To do:
**1.** In the text on packaging the custom transformer, what is the first step?
**2.** Carry on the text about packaging the custom transformer from the point where it stops.

Source text:
== == ==

Package the Custom Transformer

Packaging the custom transformer is essential to ensure it can be easily deployed and reused across different environments. By organizing the code into a well-defined structure and containerizing it, we create a portable and self-contained solution that can be seamlessly integrated into any KServe deployment. This approach not only simplifies dependency management but also ensures consistency and reliability, making it easier to scale and maintain the transformer in production.

First, create a directory structure for your custom transformer:

.

== == ==

Dataset section:
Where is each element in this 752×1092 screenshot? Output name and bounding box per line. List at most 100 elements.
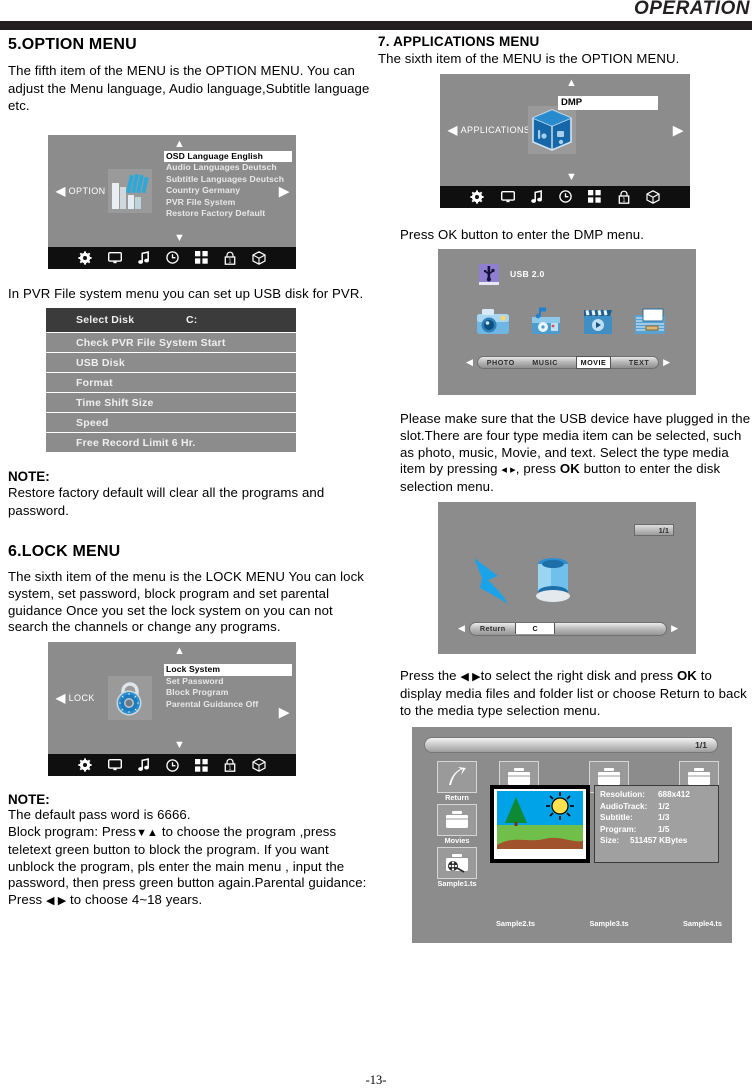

== == ==

Responses in order:
**1.** Create a directory structure for the custom transformer.

**2.**
├── __init__.py
├── __main__.py
└── feast_transformer.py

Then, extend the __main__.py file to include custom arguments that allow us to easily inject Feast-related information into the KServe transformer. This makes it convenient to specify details like the Feast URL, entity ID, and feature service directly in the inference service YAML file. By doing so, we ensure that the transformer remains flexible and configurable, adapting seamlessly to different deployment environments.

__main__.py

parser = argparse.ArgumentParser(parents=[kserve.model_server.parser])
parser.add_argument(
    "--feast_url",
    type=str,
    help="URL for the Feast online feature server, in the name of <host_name>:<port>",
    required=True,
)
parser.add_argument(
    "--feast_entity_id",
    type=str,
    help="Name of the entity ID key for feature store lookups.",
    required=True,
)
parser.add_argument(
    "--feature_service",
    type=str,
    help="Name of the feature service to retrieve from the feature store.",
    required=True,
)

When you run the transformer, you can specify the Feast URL, entity ID, and feature service as command-line arguments. This allows the transformer to dynamically connect to the Feast feature store and retrieve the necessary features for inference.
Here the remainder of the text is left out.